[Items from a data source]
--

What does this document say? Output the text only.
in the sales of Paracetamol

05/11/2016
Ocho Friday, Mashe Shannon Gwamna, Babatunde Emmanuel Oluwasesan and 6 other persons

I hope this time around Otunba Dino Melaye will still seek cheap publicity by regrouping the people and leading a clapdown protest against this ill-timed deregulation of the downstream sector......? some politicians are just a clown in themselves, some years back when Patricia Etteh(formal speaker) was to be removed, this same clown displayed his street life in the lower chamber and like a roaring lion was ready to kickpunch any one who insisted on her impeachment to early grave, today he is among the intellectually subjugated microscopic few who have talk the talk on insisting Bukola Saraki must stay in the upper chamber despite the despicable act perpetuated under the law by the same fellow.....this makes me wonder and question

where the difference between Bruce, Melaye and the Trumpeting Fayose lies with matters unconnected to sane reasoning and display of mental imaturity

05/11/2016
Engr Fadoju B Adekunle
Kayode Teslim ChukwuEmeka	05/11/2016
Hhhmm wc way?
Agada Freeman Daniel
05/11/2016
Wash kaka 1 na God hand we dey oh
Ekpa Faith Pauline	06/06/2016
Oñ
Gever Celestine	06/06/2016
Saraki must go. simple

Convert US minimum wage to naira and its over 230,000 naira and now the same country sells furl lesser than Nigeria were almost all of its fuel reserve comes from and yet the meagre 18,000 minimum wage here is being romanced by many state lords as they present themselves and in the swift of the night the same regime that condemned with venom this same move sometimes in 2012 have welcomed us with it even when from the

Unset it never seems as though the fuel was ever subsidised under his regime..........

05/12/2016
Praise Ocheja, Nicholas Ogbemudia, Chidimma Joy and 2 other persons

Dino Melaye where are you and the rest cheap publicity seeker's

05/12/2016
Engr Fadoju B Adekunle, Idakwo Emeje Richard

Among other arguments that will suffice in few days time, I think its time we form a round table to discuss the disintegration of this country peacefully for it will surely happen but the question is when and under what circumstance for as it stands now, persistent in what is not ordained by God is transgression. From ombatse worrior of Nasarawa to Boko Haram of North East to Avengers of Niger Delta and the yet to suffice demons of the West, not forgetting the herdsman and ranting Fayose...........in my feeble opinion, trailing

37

--

* [Your objective]:
Give every line of the material that includes the string "have".

* [Answer to this exercise]:
I hope this time around Otunba Dino Melaye will still seek cheap publicity by regrouping the people and leading a clapdown protest against this ill-timed deregulation of the downstream sector......? some politicians are just a clown in themselves, some years back when Patricia Etteh(formal speaker) was to be removed, this same clown displayed his street life in the lower chamber and like a roaring lion was ready to kickpunch any one who insisted on her impeachment to early grave, today he is among the intellectually subjugated microscopic few who have talk the talk on insisting Bukola Saraki must stay in the upper chamber despite the despicable act perpetuated under the law by the same fellow.....this makes me wonder and question
Convert US minimum wage to naira and its over 230,000 naira and now the same country sells furl lesser than Nigeria were almost all of its fuel reserve comes from and yet the meagre 18,000 minimum wage here is being romanced by many state lords as they present themselves and in the swift of the night the same regime that condemned with venom this same move sometimes in 2012 have welcomed us with it even when from the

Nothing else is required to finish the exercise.